RECORDS PROVIDED:

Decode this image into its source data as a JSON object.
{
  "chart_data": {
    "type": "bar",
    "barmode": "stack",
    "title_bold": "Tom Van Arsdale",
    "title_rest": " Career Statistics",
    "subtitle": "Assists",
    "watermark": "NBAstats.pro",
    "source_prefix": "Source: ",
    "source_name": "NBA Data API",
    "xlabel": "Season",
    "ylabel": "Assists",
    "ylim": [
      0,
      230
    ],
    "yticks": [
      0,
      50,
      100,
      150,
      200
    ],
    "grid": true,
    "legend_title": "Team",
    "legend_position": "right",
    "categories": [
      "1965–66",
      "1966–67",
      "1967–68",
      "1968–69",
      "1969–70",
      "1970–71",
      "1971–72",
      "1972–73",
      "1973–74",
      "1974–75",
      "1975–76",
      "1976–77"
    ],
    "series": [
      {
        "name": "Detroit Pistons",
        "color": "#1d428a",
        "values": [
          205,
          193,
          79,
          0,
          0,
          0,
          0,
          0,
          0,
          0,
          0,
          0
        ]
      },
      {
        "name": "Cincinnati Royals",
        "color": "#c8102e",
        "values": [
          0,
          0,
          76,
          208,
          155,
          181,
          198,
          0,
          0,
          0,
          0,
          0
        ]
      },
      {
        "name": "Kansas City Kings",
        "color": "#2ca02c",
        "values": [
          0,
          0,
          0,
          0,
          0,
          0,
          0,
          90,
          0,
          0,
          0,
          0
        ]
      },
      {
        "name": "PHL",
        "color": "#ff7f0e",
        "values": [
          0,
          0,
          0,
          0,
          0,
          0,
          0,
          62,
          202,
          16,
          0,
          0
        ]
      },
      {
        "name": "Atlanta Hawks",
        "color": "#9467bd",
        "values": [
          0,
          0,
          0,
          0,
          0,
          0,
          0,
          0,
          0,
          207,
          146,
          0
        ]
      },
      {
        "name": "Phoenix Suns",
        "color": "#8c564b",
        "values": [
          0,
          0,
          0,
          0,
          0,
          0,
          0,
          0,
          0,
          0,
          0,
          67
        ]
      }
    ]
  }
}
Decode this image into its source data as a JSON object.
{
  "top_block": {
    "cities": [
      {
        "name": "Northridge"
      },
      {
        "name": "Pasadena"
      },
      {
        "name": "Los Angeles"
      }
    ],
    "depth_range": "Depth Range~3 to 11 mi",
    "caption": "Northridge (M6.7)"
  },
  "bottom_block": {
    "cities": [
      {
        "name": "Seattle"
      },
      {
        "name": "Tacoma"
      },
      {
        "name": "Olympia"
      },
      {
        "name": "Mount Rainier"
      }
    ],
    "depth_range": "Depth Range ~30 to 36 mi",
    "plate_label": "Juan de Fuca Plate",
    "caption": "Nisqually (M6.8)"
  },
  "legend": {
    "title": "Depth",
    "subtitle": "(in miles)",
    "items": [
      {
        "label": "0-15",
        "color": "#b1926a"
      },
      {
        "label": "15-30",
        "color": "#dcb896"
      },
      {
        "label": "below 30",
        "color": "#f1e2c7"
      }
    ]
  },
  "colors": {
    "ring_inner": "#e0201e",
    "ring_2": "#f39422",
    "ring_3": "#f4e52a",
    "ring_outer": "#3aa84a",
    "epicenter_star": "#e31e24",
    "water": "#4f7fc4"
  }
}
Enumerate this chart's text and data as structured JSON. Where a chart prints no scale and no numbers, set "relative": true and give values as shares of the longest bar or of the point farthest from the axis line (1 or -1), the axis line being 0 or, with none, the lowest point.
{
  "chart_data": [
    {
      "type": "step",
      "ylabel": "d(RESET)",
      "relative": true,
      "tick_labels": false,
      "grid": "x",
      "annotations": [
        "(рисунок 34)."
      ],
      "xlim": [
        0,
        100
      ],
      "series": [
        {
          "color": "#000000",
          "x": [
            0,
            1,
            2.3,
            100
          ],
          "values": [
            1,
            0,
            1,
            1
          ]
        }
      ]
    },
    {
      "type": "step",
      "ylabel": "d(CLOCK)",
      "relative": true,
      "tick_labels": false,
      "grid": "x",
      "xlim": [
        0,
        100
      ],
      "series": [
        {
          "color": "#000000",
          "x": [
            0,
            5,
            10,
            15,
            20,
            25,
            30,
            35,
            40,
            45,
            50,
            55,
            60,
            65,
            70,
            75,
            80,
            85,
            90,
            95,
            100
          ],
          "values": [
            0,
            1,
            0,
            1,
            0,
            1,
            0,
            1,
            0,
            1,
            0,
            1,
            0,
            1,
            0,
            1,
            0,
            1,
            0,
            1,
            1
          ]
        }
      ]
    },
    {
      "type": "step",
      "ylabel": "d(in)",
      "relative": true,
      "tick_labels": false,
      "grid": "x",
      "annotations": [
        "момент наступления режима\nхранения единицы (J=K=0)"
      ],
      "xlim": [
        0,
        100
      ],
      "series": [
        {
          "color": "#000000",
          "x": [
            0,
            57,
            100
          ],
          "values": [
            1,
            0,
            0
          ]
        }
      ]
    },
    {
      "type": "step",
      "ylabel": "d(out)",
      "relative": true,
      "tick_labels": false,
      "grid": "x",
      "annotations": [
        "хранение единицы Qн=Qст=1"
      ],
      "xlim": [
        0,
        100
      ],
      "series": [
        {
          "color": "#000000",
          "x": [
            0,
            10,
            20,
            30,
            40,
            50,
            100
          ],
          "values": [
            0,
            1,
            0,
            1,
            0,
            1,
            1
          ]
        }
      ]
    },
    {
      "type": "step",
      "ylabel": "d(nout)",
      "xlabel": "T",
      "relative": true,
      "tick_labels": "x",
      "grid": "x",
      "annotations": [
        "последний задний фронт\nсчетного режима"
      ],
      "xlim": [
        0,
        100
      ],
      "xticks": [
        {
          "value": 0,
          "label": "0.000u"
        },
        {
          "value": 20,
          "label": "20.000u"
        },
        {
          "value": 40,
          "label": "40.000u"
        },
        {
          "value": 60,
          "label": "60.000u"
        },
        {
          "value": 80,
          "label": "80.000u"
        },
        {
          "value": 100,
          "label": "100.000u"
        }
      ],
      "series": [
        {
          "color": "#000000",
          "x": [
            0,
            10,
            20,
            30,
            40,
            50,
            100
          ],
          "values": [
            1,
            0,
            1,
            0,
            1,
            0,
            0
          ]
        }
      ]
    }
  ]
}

TASK TO CARRY OUT: Copy all lines from the material that include "единицы".

FINISHED ANSWER:
        "момент наступления режима\nхранения единицы (J=K=0)"
        "хранение единицы Qн=Qст=1"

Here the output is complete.